Task statement:
Word for word, set down the records and skip each picture.

(Excerpt from a dataset)
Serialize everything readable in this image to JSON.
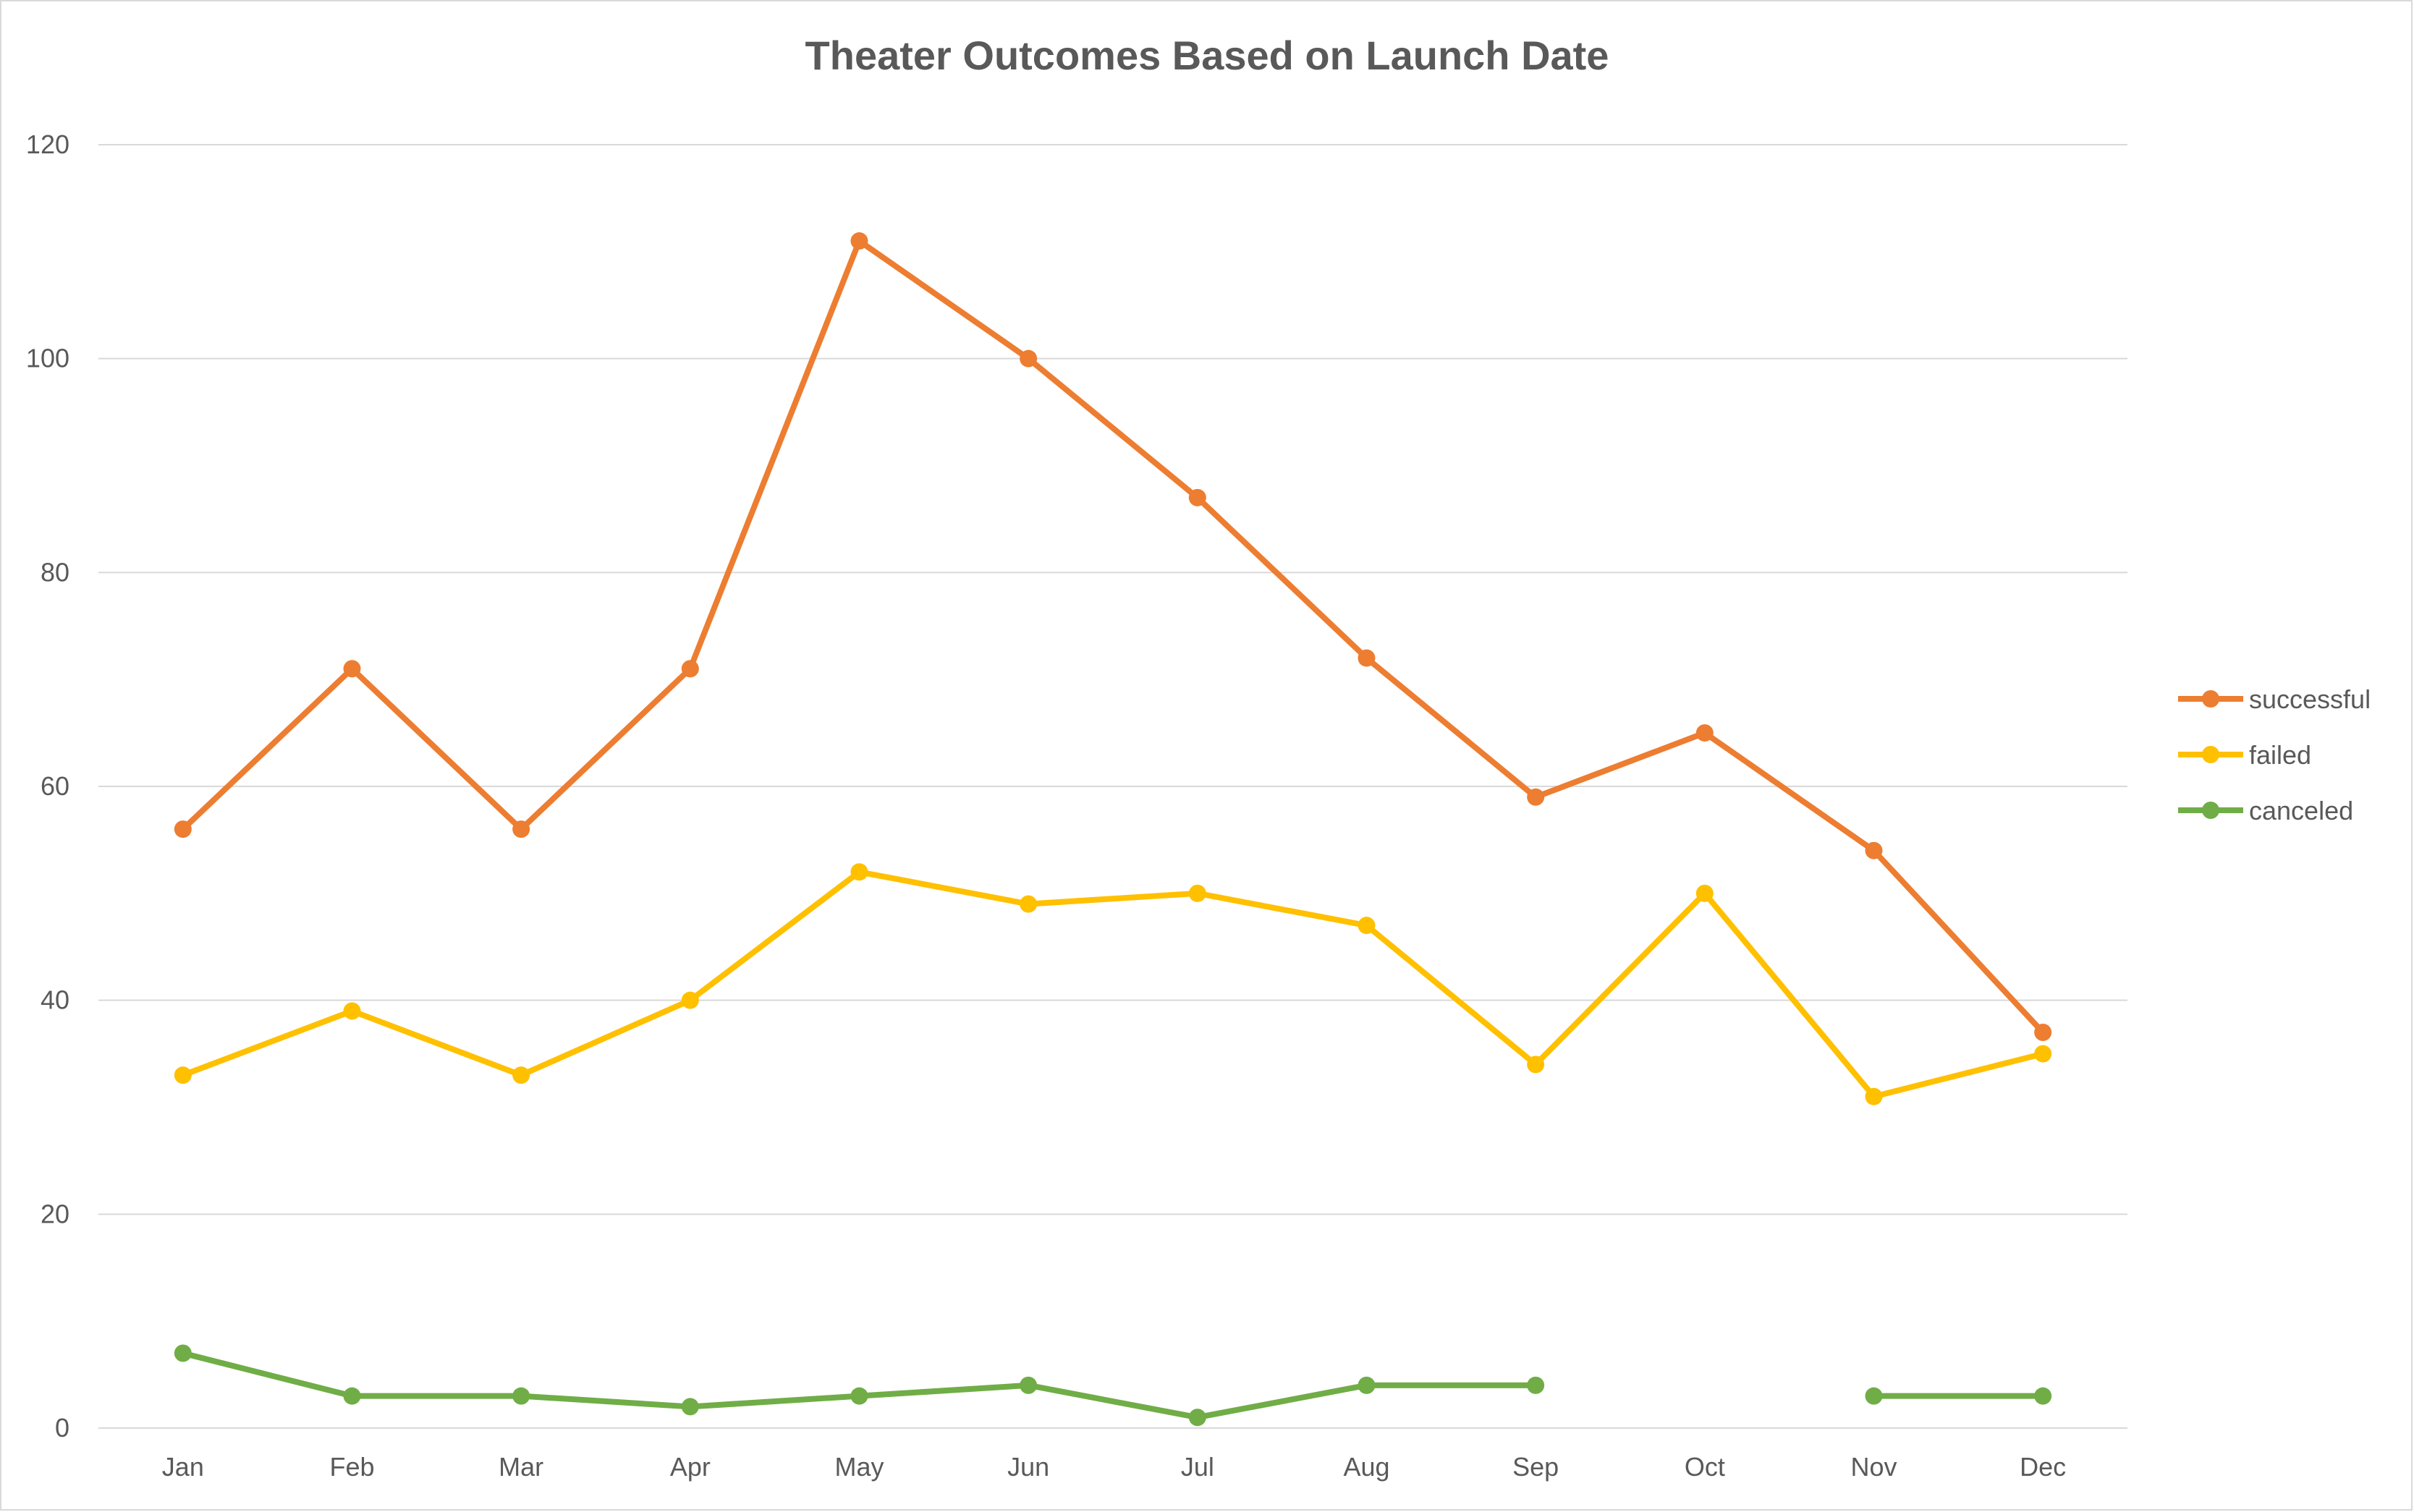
{
  "chart_data": {
    "type": "line",
    "title": "Theater Outcomes Based on Launch Date",
    "xlabel": "",
    "ylabel": "",
    "categories": [
      "Jan",
      "Feb",
      "Mar",
      "Apr",
      "May",
      "Jun",
      "Jul",
      "Aug",
      "Sep",
      "Oct",
      "Nov",
      "Dec"
    ],
    "ylim": [
      0,
      120
    ],
    "yticks": [
      "0",
      "20",
      "40",
      "60",
      "80",
      "100",
      "120"
    ],
    "grid": true,
    "legend_position": "right",
    "series": [
      {
        "name": "successful",
        "color": "#ED7D31",
        "values": [
          56,
          71,
          56,
          71,
          111,
          100,
          87,
          72,
          59,
          65,
          54,
          37
        ]
      },
      {
        "name": "failed",
        "color": "#FFC000",
        "values": [
          33,
          39,
          33,
          40,
          52,
          49,
          50,
          47,
          34,
          50,
          31,
          35
        ]
      },
      {
        "name": "canceled",
        "color": "#70AD47",
        "values": [
          7,
          3,
          3,
          2,
          3,
          4,
          1,
          4,
          4,
          null,
          3,
          3
        ]
      }
    ]
  }
}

Response below:
Serialize everything readable in this image to JSON.
{
  "chart_data": {
    "type": "line",
    "title": "Theater Outcomes Based on Launch Date",
    "xlabel": "",
    "ylabel": "",
    "categories": [
      "Jan",
      "Feb",
      "Mar",
      "Apr",
      "May",
      "Jun",
      "Jul",
      "Aug",
      "Sep",
      "Oct",
      "Nov",
      "Dec"
    ],
    "ylim": [
      0,
      120
    ],
    "yticks": [
      "0",
      "20",
      "40",
      "60",
      "80",
      "100",
      "120"
    ],
    "grid": true,
    "legend_position": "right",
    "series": [
      {
        "name": "successful",
        "color": "#ED7D31",
        "values": [
          56,
          71,
          56,
          71,
          111,
          100,
          87,
          72,
          59,
          65,
          54,
          37
        ]
      },
      {
        "name": "failed",
        "color": "#FFC000",
        "values": [
          33,
          39,
          33,
          40,
          52,
          49,
          50,
          47,
          34,
          50,
          31,
          35
        ]
      },
      {
        "name": "canceled",
        "color": "#70AD47",
        "values": [
          7,
          3,
          3,
          2,
          3,
          4,
          1,
          4,
          4,
          null,
          3,
          3
        ]
      }
    ]
  }
}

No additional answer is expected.